## start

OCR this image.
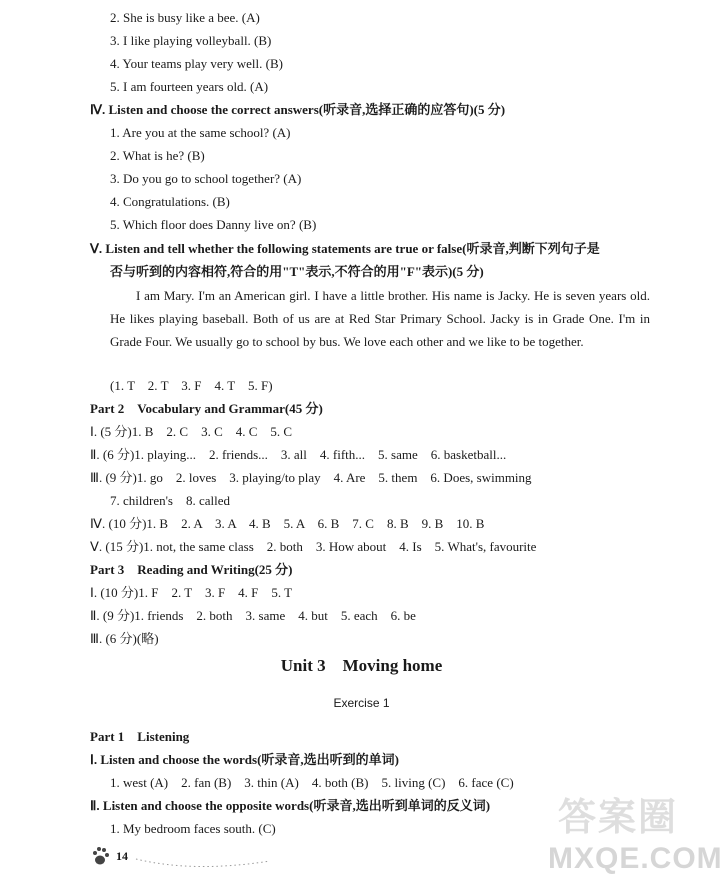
2. She is busy like a bee. (A)
3. I like playing volleyball. (B)
4. Your teams play very well. (B)
5. I am fourteen years old. (A)
Ⅳ. Listen and choose the correct answers(听录音,选择正确的应答句)(5 分)
1. Are you at the same school? (A)
2. What is he? (B)
3. Do you go to school together? (A)
4. Congratulations. (B)
5. Which floor does Danny live on? (B)
Ⅴ. Listen and tell whether the following statements are true or false(听录音,判断下列句子是
否与听到的内容相符,符合的用"T"表示,不符合的用"F"表示)(5 分)
I am Mary. I'm an American girl. I have a little brother. His name is Jacky. He is seven years old. He likes playing baseball. Both of us are at Red Star Primary School. Jacky is in Grade One. I'm in Grade Four. We usually go to school by bus. We love each other and we like to be together.
(1. T　2. T　3. F　4. T　5. F)
Part 2　Vocabulary and Grammar(45 分)
Ⅰ. (5 分)1. B　2. C　3. C　4. C　5. C
Ⅱ. (6 分)1. playing...　2. friends...　3. all　4. fifth...　5. same　6. basketball...
Ⅲ. (9 分)1. go　2. loves　3. playing/to play　4. Are　5. them　6. Does, swimming
7. children's　8. called
Ⅳ. (10 分)1. B　2. A　3. A　4. B　5. A　6. B　7. C　8. B　9. B　10. B
Ⅴ. (15 分)1. not, the same class　2. both　3. How about　4. Is　5. What's, favourite
Part 3　Reading and Writing(25 分)
Ⅰ. (10 分)1. F　2. T　3. F　4. F　5. T
Ⅱ. (9 分)1. friends　2. both　3. same　4. but　5. each　6. be
Ⅲ. (6 分)(略)
Unit 3　Moving home
Exercise 1
Part 1　Listening
Ⅰ. Listen and choose the words(听录音,选出听到的单词)
1. west (A)　2. fan (B)　3. thin (A)　4. both (B)　5. living (C)　6. face (C)
Ⅱ. Listen and choose the opposite words(听录音,选出听到单词的反义词)
1. My bedroom faces south. (C)
14
答案圈
MXQE.COM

## end

WORK REQUIRED
Wherever the word "together" occurs in a line of the listing, copy that line.

TASK SOLUTION
3. Do you go to school together? (A)
I am Mary. I'm an American girl. I have a little brother. His name is Jacky. He is seven years old. He likes playing baseball. Both of us are at Red Star Primary School. Jacky is in Grade One. I'm in Grade Four. We usually go to school by bus. We love each other and we like to be together.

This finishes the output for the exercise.